▶ Exercise directions:
Repeat every record below exactly as written.

▶ Given data:
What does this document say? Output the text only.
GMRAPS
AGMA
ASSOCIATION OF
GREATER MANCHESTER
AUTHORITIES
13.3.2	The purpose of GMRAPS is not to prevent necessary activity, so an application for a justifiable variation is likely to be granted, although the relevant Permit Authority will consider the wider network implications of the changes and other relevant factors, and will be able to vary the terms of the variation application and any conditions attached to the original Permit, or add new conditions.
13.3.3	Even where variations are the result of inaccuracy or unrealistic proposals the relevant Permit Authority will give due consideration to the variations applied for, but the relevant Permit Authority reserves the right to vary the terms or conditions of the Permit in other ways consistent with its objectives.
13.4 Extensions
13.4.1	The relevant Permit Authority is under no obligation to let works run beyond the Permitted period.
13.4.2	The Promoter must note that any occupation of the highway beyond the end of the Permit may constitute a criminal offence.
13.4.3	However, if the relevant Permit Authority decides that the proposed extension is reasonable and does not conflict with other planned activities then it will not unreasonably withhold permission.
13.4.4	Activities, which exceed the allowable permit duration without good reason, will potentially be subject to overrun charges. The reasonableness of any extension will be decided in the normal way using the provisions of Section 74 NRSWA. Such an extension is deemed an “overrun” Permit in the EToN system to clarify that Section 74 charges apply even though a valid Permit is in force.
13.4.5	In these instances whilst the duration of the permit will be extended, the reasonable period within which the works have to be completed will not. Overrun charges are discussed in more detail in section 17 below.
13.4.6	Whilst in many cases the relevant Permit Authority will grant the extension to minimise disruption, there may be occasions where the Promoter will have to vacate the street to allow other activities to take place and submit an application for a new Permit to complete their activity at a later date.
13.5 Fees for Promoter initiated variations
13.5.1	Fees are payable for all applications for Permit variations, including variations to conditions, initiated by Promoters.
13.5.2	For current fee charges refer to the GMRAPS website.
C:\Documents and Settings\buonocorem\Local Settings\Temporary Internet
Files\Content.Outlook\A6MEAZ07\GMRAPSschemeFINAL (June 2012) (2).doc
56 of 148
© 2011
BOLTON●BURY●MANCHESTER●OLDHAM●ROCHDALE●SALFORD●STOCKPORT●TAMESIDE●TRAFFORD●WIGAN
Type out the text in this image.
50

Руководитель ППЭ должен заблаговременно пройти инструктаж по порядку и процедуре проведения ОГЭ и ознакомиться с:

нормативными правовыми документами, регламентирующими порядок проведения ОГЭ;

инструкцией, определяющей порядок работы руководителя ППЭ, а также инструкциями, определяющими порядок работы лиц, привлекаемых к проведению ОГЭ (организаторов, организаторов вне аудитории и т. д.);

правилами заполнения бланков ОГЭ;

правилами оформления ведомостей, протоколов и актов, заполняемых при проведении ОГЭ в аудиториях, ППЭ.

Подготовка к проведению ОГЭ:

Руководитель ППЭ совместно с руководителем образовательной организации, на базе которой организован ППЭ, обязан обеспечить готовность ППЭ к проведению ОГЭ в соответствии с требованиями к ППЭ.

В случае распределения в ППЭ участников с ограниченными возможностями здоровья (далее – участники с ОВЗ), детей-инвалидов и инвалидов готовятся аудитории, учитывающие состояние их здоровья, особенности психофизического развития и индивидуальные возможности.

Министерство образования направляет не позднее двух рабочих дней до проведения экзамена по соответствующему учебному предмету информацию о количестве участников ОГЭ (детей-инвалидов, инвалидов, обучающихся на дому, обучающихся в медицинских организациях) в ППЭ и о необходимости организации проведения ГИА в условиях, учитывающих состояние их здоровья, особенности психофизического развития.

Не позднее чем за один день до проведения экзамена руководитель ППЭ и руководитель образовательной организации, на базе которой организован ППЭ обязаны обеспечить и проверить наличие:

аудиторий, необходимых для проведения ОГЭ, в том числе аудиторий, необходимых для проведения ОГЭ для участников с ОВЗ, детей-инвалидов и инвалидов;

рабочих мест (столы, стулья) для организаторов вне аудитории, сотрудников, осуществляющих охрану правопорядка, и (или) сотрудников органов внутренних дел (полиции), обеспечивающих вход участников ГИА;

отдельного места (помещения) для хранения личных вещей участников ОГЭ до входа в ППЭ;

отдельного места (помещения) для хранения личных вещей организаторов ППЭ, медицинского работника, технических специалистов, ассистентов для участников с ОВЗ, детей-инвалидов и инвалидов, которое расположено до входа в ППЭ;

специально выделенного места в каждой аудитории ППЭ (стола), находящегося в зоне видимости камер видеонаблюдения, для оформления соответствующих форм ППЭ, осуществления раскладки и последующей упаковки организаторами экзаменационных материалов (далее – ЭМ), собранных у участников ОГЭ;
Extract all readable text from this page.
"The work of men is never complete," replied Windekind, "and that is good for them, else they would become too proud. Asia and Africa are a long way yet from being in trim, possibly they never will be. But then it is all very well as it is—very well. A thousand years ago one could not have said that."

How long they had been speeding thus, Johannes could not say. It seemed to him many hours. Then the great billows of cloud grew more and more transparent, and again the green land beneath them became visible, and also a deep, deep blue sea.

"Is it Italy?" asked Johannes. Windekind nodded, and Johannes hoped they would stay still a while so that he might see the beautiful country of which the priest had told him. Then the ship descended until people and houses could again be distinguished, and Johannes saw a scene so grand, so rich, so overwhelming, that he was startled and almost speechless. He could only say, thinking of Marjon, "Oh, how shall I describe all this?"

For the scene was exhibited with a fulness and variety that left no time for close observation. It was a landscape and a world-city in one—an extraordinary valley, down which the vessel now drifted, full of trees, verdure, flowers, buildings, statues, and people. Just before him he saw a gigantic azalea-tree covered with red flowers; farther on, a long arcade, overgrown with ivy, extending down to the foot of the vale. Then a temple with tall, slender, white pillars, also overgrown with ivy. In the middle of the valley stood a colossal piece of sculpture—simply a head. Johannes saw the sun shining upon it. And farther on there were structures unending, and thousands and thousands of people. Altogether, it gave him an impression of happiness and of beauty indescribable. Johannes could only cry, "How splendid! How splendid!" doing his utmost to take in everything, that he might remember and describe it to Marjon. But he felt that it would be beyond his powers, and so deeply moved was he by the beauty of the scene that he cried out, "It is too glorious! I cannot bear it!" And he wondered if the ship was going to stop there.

▶ Solution for this task:
What does this document say? Output the text only.
GMRAPS
AGMA
ASSOCIATION OF
GREATER MANCHESTER
AUTHORITIES
13.3.2	The purpose of GMRAPS is not to prevent necessary activity, so an application for a justifiable variation is likely to be granted, although the relevant Permit Authority will consider the wider network implications of the changes and other relevant factors, and will be able to vary the terms of the variation application and any conditions attached to the original Permit, or add new conditions.
13.3.3	Even where variations are the result of inaccuracy or unrealistic proposals the relevant Permit Authority will give due consideration to the variations applied for, but the relevant Permit Authority reserves the right to vary the terms or conditions of the Permit in other ways consistent with its objectives.
13.4 Extensions
13.4.1	The relevant Permit Authority is under no obligation to let works run beyond the Permitted period.
13.4.2	The Promoter must note that any occupation of the highway beyond the end of the Permit may constitute a criminal offence.
13.4.3	However, if the relevant Permit Authority decides that the proposed extension is reasonable and does not conflict with other planned activities then it will not unreasonably withhold permission.
13.4.4	Activities, which exceed the allowable permit duration without good reason, will potentially be subject to overrun charges. The reasonableness of any extension will be decided in the normal way using the provisions of Section 74 NRSWA. Such an extension is deemed an “overrun” Permit in the EToN system to clarify that Section 74 charges apply even though a valid Permit is in force.
13.4.5	In these instances whilst the duration of the permit will be extended, the reasonable period within which the works have to be completed will not. Overrun charges are discussed in more detail in section 17 below.
13.4.6	Whilst in many cases the relevant Permit Authority will grant the extension to minimise disruption, there may be occasions where the Promoter will have to vacate the street to allow other activities to take place and submit an application for a new Permit to complete their activity at a later date.
13.5 Fees for Promoter initiated variations
13.5.1	Fees are payable for all applications for Permit variations, including variations to conditions, initiated by Promoters.
13.5.2	For current fee charges refer to the GMRAPS website.
C:\Documents and Settings\buonocorem\Local Settings\Temporary Internet
Files\Content.Outlook\A6MEAZ07\GMRAPSschemeFINAL (June 2012) (2).doc
56 of 148
© 2011
BOLTON●BURY●MANCHESTER●OLDHAM●ROCHDALE●SALFORD●STOCKPORT●TAMESIDE●TRAFFORD●WIGAN
Type out the text in this image.
50

Руководитель ППЭ должен заблаговременно пройти инструктаж по порядку и процедуре проведения ОГЭ и ознакомиться с:

нормативными правовыми документами, регламентирующими порядок проведения ОГЭ;

инструкцией, определяющей порядок работы руководителя ППЭ, а также инструкциями, определяющими порядок работы лиц, привлекаемых к проведению ОГЭ (организаторов, организаторов вне аудитории и т. д.);

правилами заполнения бланков ОГЭ;

правилами оформления ведомостей, протоколов и актов, заполняемых при проведении ОГЭ в аудиториях, ППЭ.

Подготовка к проведению ОГЭ:

Руководитель ППЭ совместно с руководителем образовательной организации, на базе которой организован ППЭ, обязан обеспечить готовность ППЭ к проведению ОГЭ в соответствии с требованиями к ППЭ.

В случае распределения в ППЭ участников с ограниченными возможностями здоровья (далее – участники с ОВЗ), детей-инвалидов и инвалидов готовятся аудитории, учитывающие состояние их здоровья, особенности психофизического развития и индивидуальные возможности.

Министерство образования направляет не позднее двух рабочих дней до проведения экзамена по соответствующему учебному предмету информацию о количестве участников ОГЭ (детей-инвалидов, инвалидов, обучающихся на дому, обучающихся в медицинских организациях) в ППЭ и о необходимости организации проведения ГИА в условиях, учитывающих состояние их здоровья, особенности психофизического развития.

Не позднее чем за один день до проведения экзамена руководитель ППЭ и руководитель образовательной организации, на базе которой организован ППЭ обязаны обеспечить и проверить наличие:

аудиторий, необходимых для проведения ОГЭ, в том числе аудиторий, необходимых для проведения ОГЭ для участников с ОВЗ, детей-инвалидов и инвалидов;

рабочих мест (столы, стулья) для организаторов вне аудитории, сотрудников, осуществляющих охрану правопорядка, и (или) сотрудников органов внутренних дел (полиции), обеспечивающих вход участников ГИА;

отдельного места (помещения) для хранения личных вещей участников ОГЭ до входа в ППЭ;

отдельного места (помещения) для хранения личных вещей организаторов ППЭ, медицинского работника, технических специалистов, ассистентов для участников с ОВЗ, детей-инвалидов и инвалидов, которое расположено до входа в ППЭ;

специально выделенного места в каждой аудитории ППЭ (стола), находящегося в зоне видимости камер видеонаблюдения, для оформления соответствующих форм ППЭ, осуществления раскладки и последующей упаковки организаторами экзаменационных материалов (далее – ЭМ), собранных у участников ОГЭ;
Extract all readable text from this page.
"The work of men is never complete," replied Windekind, "and that is good for them, else they would become too proud. Asia and Africa are a long way yet from being in trim, possibly they never will be. But then it is all very well as it is—very well. A thousand years ago one could not have said that."

How long they had been speeding thus, Johannes could not say. It seemed to him many hours. Then the great billows of cloud grew more and more transparent, and again the green land beneath them became visible, and also a deep, deep blue sea.

"Is it Italy?" asked Johannes. Windekind nodded, and Johannes hoped they would stay still a while so that he might see the beautiful country of which the priest had told him. Then the ship descended until people and houses could again be distinguished, and Johannes saw a scene so grand, so rich, so overwhelming, that he was startled and almost speechless. He could only say, thinking of Marjon, "Oh, how shall I describe all this?"

For the scene was exhibited with a fulness and variety that left no time for close observation. It was a landscape and a world-city in one—an extraordinary valley, down which the vessel now drifted, full of trees, verdure, flowers, buildings, statues, and people. Just before him he saw a gigantic azalea-tree covered with red flowers; farther on, a long arcade, overgrown with ivy, extending down to the foot of the vale. Then a temple with tall, slender, white pillars, also overgrown with ivy. In the middle of the valley stood a colossal piece of sculpture—simply a head. Johannes saw the sun shining upon it. And farther on there were structures unending, and thousands and thousands of people. Altogether, it gave him an impression of happiness and of beauty indescribable. Johannes could only cry, "How splendid! How splendid!" doing his utmost to take in everything, that he might remember and describe it to Marjon. But he felt that it would be beyond his powers, and so deeply moved was he by the beauty of the scene that he cried out, "It is too glorious! I cannot bear it!" And he wondered if the ship was going to stop there.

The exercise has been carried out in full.